Task requirements: Pull every line containing "以下で正確なものはどれか" from the entries.

#### Record excerpts

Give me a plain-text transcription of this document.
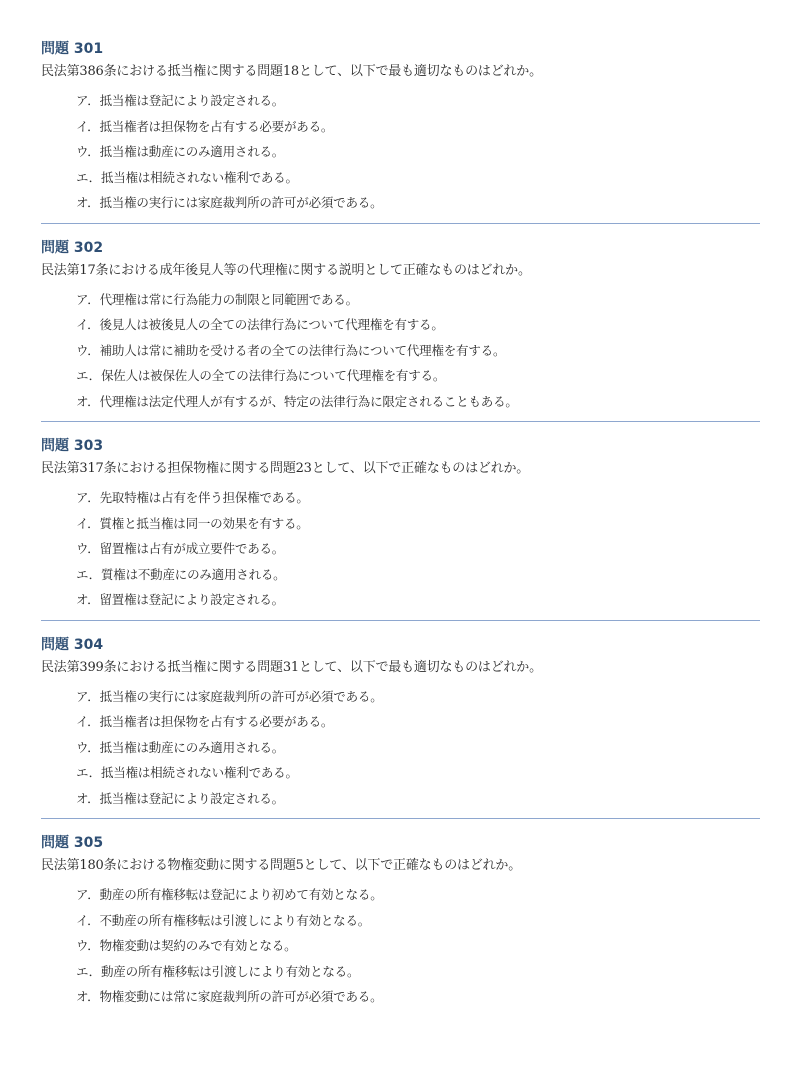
問題 301

民法第386条における抵当権に関する問題18として、以下で最も適切なものはどれか。

ア．抵当権は登記により設定される。
イ．抵当権者は担保物を占有する必要がある。
ウ．抵当権は動産にのみ適用される。
エ．抵当権は相続されない権利である。
オ．抵当権の実行には家庭裁判所の許可が必須である。
問題 302

民法第17条における成年後見人等の代理権に関する説明として正確なものはどれか。

ア．代理権は常に行為能力の制限と同範囲である。
イ．後見人は被後見人の全ての法律行為について代理権を有する。
ウ．補助人は常に補助を受ける者の全ての法律行為について代理権を有する。
エ．保佐人は被保佐人の全ての法律行為について代理権を有する。
オ．代理権は法定代理人が有するが、特定の法律行為に限定されることもある。
問題 303

民法第317条における担保物権に関する問題23として、以下で正確なものはどれか。

ア．先取特権は占有を伴う担保権である。
イ．質権と抵当権は同一の効果を有する。
ウ．留置権は占有が成立要件である。
エ．質権は不動産にのみ適用される。
オ．留置権は登記により設定される。
問題 304

民法第399条における抵当権に関する問題31として、以下で最も適切なものはどれか。

ア．抵当権の実行には家庭裁判所の許可が必須である。
イ．抵当権者は担保物を占有する必要がある。
ウ．抵当権は動産にのみ適用される。
エ．抵当権は相続されない権利である。
オ．抵当権は登記により設定される。
問題 305

民法第180条における物権変動に関する問題5として、以下で正確なものはどれか。

ア．動産の所有権移転は登記により初めて有効となる。
イ．不動産の所有権移転は引渡しにより有効となる。
ウ．物権変動は契約のみで有効となる。
エ．動産の所有権移転は引渡しにより有効となる。
オ．物権変動には常に家庭裁判所の許可が必須である。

########

Result of the task:
民法第317条における担保物権に関する問題23として、以下で正確なものはどれか。
民法第180条における物権変動に関する問題5として、以下で正確なものはどれか。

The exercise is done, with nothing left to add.